THE DATA:
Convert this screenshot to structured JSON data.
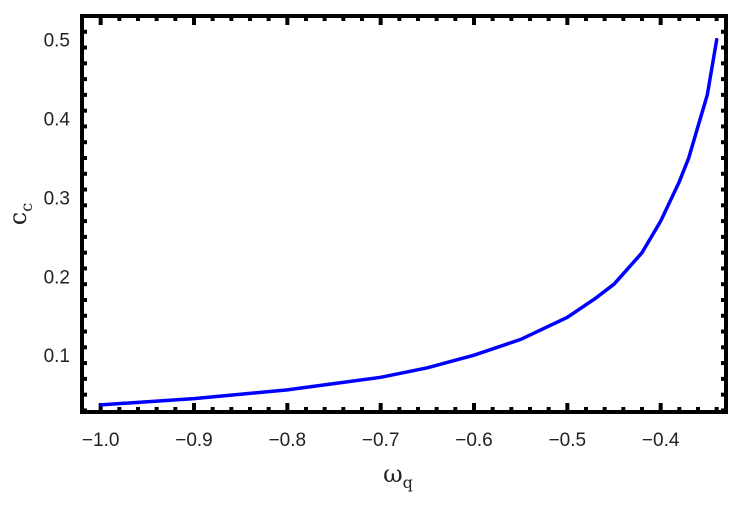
{
  "chart_data": {
    "type": "line",
    "title": "",
    "xlabel": "ω",
    "xlabel_sub": "q",
    "ylabel": "c",
    "ylabel_sub": "c",
    "xlim": [
      -1.02,
      -0.33
    ],
    "ylim": [
      0.028,
      0.53
    ],
    "xticks": [
      "-1.0",
      "-0.9",
      "-0.8",
      "-0.7",
      "-0.6",
      "-0.5",
      "-0.4"
    ],
    "yticks": [
      "0.1",
      "0.2",
      "0.3",
      "0.4",
      "0.5"
    ],
    "grid": false,
    "series": [
      {
        "color": "#0000ff",
        "x": [
          -1.0,
          -0.9,
          -0.8,
          -0.7,
          -0.65,
          -0.6,
          -0.55,
          -0.5,
          -0.47,
          -0.45,
          -0.42,
          -0.4,
          -0.38,
          -0.37,
          -0.36,
          -0.35,
          -0.34
        ],
        "y": [
          0.037,
          0.045,
          0.056,
          0.072,
          0.084,
          0.1,
          0.12,
          0.148,
          0.172,
          0.19,
          0.23,
          0.27,
          0.32,
          0.35,
          0.39,
          0.43,
          0.5
        ]
      }
    ]
  }
}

PROBLEM:
Transcribe the records verbatim and omit the images.

WRITTEN ANSWER:
Convert this screenshot to structured JSON data.
{
  "chart_data": {
    "type": "line",
    "title": "",
    "xlabel": "ω",
    "xlabel_sub": "q",
    "ylabel": "c",
    "ylabel_sub": "c",
    "xlim": [
      -1.02,
      -0.33
    ],
    "ylim": [
      0.028,
      0.53
    ],
    "xticks": [
      "-1.0",
      "-0.9",
      "-0.8",
      "-0.7",
      "-0.6",
      "-0.5",
      "-0.4"
    ],
    "yticks": [
      "0.1",
      "0.2",
      "0.3",
      "0.4",
      "0.5"
    ],
    "grid": false,
    "series": [
      {
        "color": "#0000ff",
        "x": [
          -1.0,
          -0.9,
          -0.8,
          -0.7,
          -0.65,
          -0.6,
          -0.55,
          -0.5,
          -0.47,
          -0.45,
          -0.42,
          -0.4,
          -0.38,
          -0.37,
          -0.36,
          -0.35,
          -0.34
        ],
        "y": [
          0.037,
          0.045,
          0.056,
          0.072,
          0.084,
          0.1,
          0.12,
          0.148,
          0.172,
          0.19,
          0.23,
          0.27,
          0.32,
          0.35,
          0.39,
          0.43,
          0.5
        ]
      }
    ]
  }
}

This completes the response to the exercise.